» **Goal**
Return every line below in which "content" appears.

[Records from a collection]
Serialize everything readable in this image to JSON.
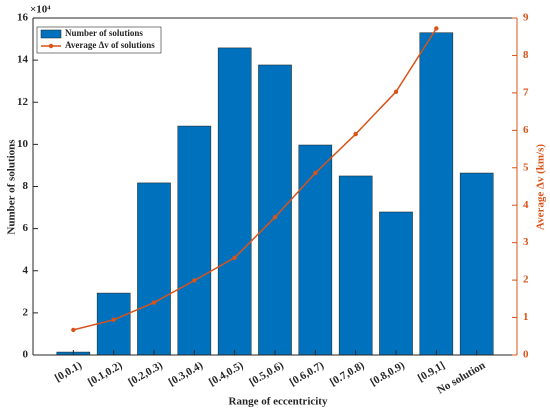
{
  "chart_data": {
    "type": "bar",
    "categories": [
      "[0,0.1)",
      "[0.1,0.2)",
      "[0.2,0.3)",
      "[0.3,0.4)",
      "[0.4,0.5)",
      "[0.5,0.6)",
      "[0.6,0.7)",
      "[0.7,0.8)",
      "[0.8,0.9)",
      "[0.9,1]",
      "No solution"
    ],
    "series": [
      {
        "name": "Number of solutions",
        "color": "#0072bd",
        "type": "bar",
        "values": [
          0.14,
          2.94,
          8.17,
          10.87,
          14.58,
          13.77,
          9.97,
          8.5,
          6.79,
          15.3,
          8.64
        ]
      },
      {
        "name": "Average Δv of solutions",
        "color": "#d95319",
        "type": "line",
        "axis": "y2",
        "values": [
          0.67,
          0.94,
          1.4,
          1.99,
          2.6,
          3.68,
          4.86,
          5.9,
          7.03,
          8.72,
          null
        ]
      }
    ],
    "x_label": "Range of eccentricity",
    "y_label": "Number of solutions",
    "y2_label": "Average Δv (km/s)",
    "y_multiplier": "×10⁴",
    "ylim": [
      0,
      16
    ],
    "yticks": [
      0,
      2,
      4,
      6,
      8,
      10,
      12,
      14,
      16
    ],
    "y2lim": [
      0,
      9
    ],
    "y2ticks": [
      0,
      1,
      2,
      3,
      4,
      5,
      6,
      7,
      8,
      9
    ],
    "legend": "upper left",
    "grid": false
  }
}
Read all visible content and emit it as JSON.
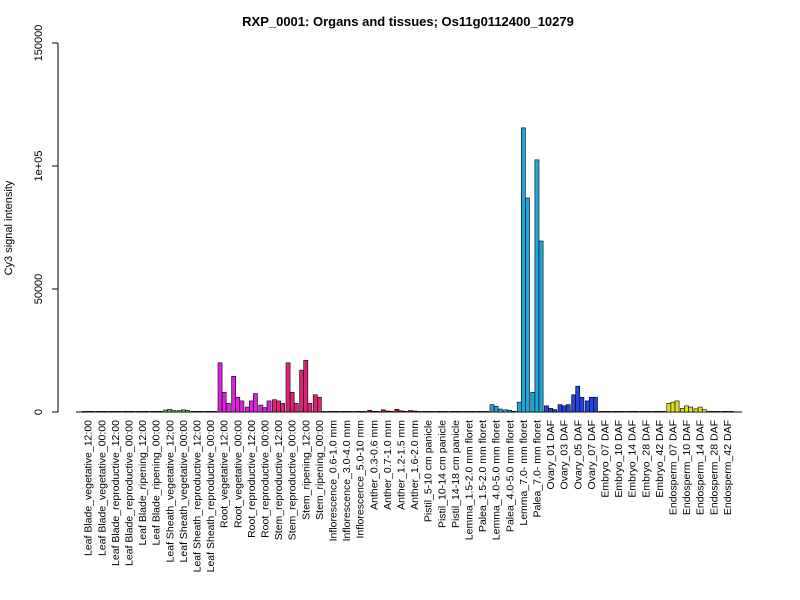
{
  "chart_data": {
    "type": "bar",
    "title": "RXP_0001: Organs and tissues; Os11g0112400_10279",
    "xlabel": "",
    "ylabel": "Cy3 signal intensity",
    "ylim": [
      0,
      150000
    ],
    "yticks": [
      {
        "value": 0,
        "label": "0"
      },
      {
        "value": 50000,
        "label": "50000"
      },
      {
        "value": 100000,
        "label": "1e+05"
      },
      {
        "value": 150000,
        "label": "150000"
      }
    ],
    "grid": false,
    "legend": "none",
    "groups": [
      {
        "label": "Leaf Blade_vegetative_12:00",
        "color": "#5e7a3a",
        "values": [
          120,
          110,
          140
        ]
      },
      {
        "label": "Leaf Blade_vegetative_00:00",
        "color": "#5e7a3a",
        "values": [
          100,
          130,
          120
        ]
      },
      {
        "label": "Leaf Blade_reproductive_12:00",
        "color": "#5e7a3a",
        "values": [
          150,
          120,
          110
        ]
      },
      {
        "label": "Leaf Blade_reproductive_00:00",
        "color": "#5e7a3a",
        "values": [
          130,
          110,
          140
        ]
      },
      {
        "label": "Leaf Blade_ripening_12:00",
        "color": "#5e7a3a",
        "values": [
          120,
          140,
          100
        ]
      },
      {
        "label": "Leaf Blade_ripening_00:00",
        "color": "#5e7a3a",
        "values": [
          200,
          260,
          180
        ]
      },
      {
        "label": "Leaf Sheath_vegetative_12:00",
        "color": "#66bb55",
        "values": [
          800,
          1100,
          600
        ]
      },
      {
        "label": "Leaf Sheath_vegetative_00:00",
        "color": "#66bb55",
        "values": [
          600,
          900,
          700
        ]
      },
      {
        "label": "Leaf Sheath_reproductive_12:00",
        "color": "#66bb55",
        "values": [
          250,
          200,
          300
        ]
      },
      {
        "label": "Leaf Sheath_reproductive_00:00",
        "color": "#66bb55",
        "values": [
          200,
          250,
          180
        ]
      },
      {
        "label": "Root_vegetative_12:00",
        "color": "#dd22dd",
        "values": [
          20000,
          8000,
          3500
        ]
      },
      {
        "label": "Root_vegetative_00:00",
        "color": "#dd22dd",
        "values": [
          14500,
          6000,
          4500
        ]
      },
      {
        "label": "Root_reproductive_12:00",
        "color": "#dd22dd",
        "values": [
          2000,
          4500,
          7500
        ]
      },
      {
        "label": "Root_reproductive_00:00",
        "color": "#dd22dd",
        "values": [
          2800,
          1800,
          4500
        ]
      },
      {
        "label": "Stem_reproductive_12:00",
        "color": "#dd2277",
        "values": [
          5000,
          4500,
          3500
        ]
      },
      {
        "label": "Stem_reproductive_00:00",
        "color": "#dd2277",
        "values": [
          20000,
          8000,
          3500
        ]
      },
      {
        "label": "Stem_ripening_12:00",
        "color": "#dd2277",
        "values": [
          17000,
          21000,
          3500
        ]
      },
      {
        "label": "Stem_ripening_00:00",
        "color": "#dd2277",
        "values": [
          7000,
          6000,
          150
        ]
      },
      {
        "label": "Inflorescence_0.6-1.0 mm",
        "color": "#aa2211",
        "values": [
          150,
          120,
          100
        ]
      },
      {
        "label": "Inflorescence_3.0-4.0 mm",
        "color": "#aa2211",
        "values": [
          180,
          150,
          120
        ]
      },
      {
        "label": "Inflorescence_5.0-10 mm",
        "color": "#aa2211",
        "values": [
          200,
          250,
          180
        ]
      },
      {
        "label": "Anther_0.3-0.6 mm",
        "color": "#aa2211",
        "values": [
          700,
          300,
          200
        ]
      },
      {
        "label": "Anther_0.7-1.0 mm",
        "color": "#aa2211",
        "values": [
          900,
          400,
          250
        ]
      },
      {
        "label": "Anther_1.2-1.5 mm",
        "color": "#aa2211",
        "values": [
          1100,
          500,
          300
        ]
      },
      {
        "label": "Anther_1.6-2.0 mm",
        "color": "#aa2211",
        "values": [
          600,
          400,
          250
        ]
      },
      {
        "label": "Pistil_5-10 cm panicle",
        "color": "#cc8822",
        "values": [
          150,
          120,
          100
        ]
      },
      {
        "label": "Pistil_10-14 cm panicle",
        "color": "#cc8822",
        "values": [
          130,
          110,
          120
        ]
      },
      {
        "label": "Pistil_14-18 cm panicle",
        "color": "#cc8822",
        "values": [
          120,
          140,
          110
        ]
      },
      {
        "label": "Lemma_1.5-2.0 mm floret",
        "color": "#22a6d9",
        "values": [
          200,
          180,
          150
        ]
      },
      {
        "label": "Palea_1.5-2.0 mm floret",
        "color": "#22a6d9",
        "values": [
          180,
          160,
          140
        ]
      },
      {
        "label": "Lemma_4.0-5.0 mm floret",
        "color": "#22a6d9",
        "values": [
          3000,
          2300,
          1200
        ]
      },
      {
        "label": "Palea_4.0-5.0 mm floret",
        "color": "#22a6d9",
        "values": [
          900,
          700,
          300
        ]
      },
      {
        "label": "Lemma_7.0- mm floret",
        "color": "#22a6d9",
        "values": [
          4000,
          115500,
          87000
        ]
      },
      {
        "label": "Palea_7.0- mm floret",
        "color": "#22a6d9",
        "values": [
          8000,
          102500,
          69500
        ]
      },
      {
        "label": "Ovary_01 DAF",
        "color": "#2244dd",
        "values": [
          2500,
          1500,
          1000
        ]
      },
      {
        "label": "Ovary_03 DAF",
        "color": "#2244dd",
        "values": [
          3000,
          2500,
          3000
        ]
      },
      {
        "label": "Ovary_05 DAF",
        "color": "#2244dd",
        "values": [
          7000,
          10500,
          6000
        ]
      },
      {
        "label": "Ovary_07 DAF",
        "color": "#2244dd",
        "values": [
          4500,
          6000,
          6000
        ]
      },
      {
        "label": "Embryo_07 DAF",
        "color": "#4455aa",
        "values": [
          150,
          120,
          100
        ]
      },
      {
        "label": "Embryo_10 DAF",
        "color": "#4455aa",
        "values": [
          130,
          150,
          120
        ]
      },
      {
        "label": "Embryo_14 DAF",
        "color": "#4455aa",
        "values": [
          120,
          110,
          140
        ]
      },
      {
        "label": "Embryo_28 DAF",
        "color": "#4455aa",
        "values": [
          140,
          120,
          110
        ]
      },
      {
        "label": "Embryo_42 DAF",
        "color": "#4455aa",
        "values": [
          200,
          150,
          180
        ]
      },
      {
        "label": "Endosperm_07 DAF",
        "color": "#dddd22",
        "values": [
          3500,
          4000,
          4500
        ]
      },
      {
        "label": "Endosperm_10 DAF",
        "color": "#dddd22",
        "values": [
          1500,
          2500,
          2000
        ]
      },
      {
        "label": "Endosperm_14 DAF",
        "color": "#dddd22",
        "values": [
          1300,
          2000,
          1000
        ]
      },
      {
        "label": "Endosperm_28 DAF",
        "color": "#dddd22",
        "values": [
          300,
          250,
          200
        ]
      },
      {
        "label": "Endosperm_42 DAF",
        "color": "#dddd22",
        "values": [
          250,
          200,
          180
        ]
      }
    ]
  }
}
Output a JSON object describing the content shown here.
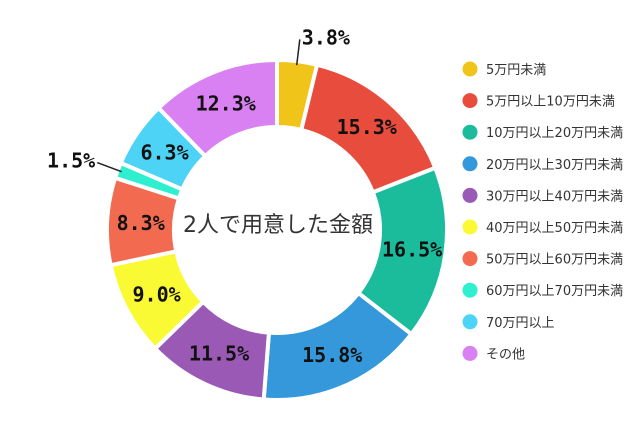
{
  "chart_data": {
    "type": "pie",
    "title": "2人で用意した金額",
    "categories": [
      "5万円未満",
      "5万円以上10万円未満",
      "10万円以上20万円未満",
      "20万円以上30万円未満",
      "30万円以上40万円未満",
      "40万円以上50万円未満",
      "50万円以上60万円未満",
      "60万円以上70万円未満",
      "70万円以上",
      "その他"
    ],
    "values": [
      3.8,
      15.3,
      16.5,
      15.8,
      11.5,
      9.0,
      8.3,
      1.5,
      6.3,
      12.3
    ],
    "value_labels": [
      "3.8%",
      "15.3%",
      "16.5%",
      "15.8%",
      "11.5%",
      "9.0%",
      "8.3%",
      "1.5%",
      "6.3%",
      "12.3%"
    ],
    "colors": [
      "#f0c419",
      "#e74c3c",
      "#1abc9c",
      "#3498db",
      "#9b59b6",
      "#f9f934",
      "#f26b50",
      "#2ef0d0",
      "#4cd3f5",
      "#d980f2"
    ],
    "legend_position": "right",
    "style": "donut"
  }
}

» **Task output**
Read all visible content and emit it as JSON.
Output a JSON object describing the content shown here.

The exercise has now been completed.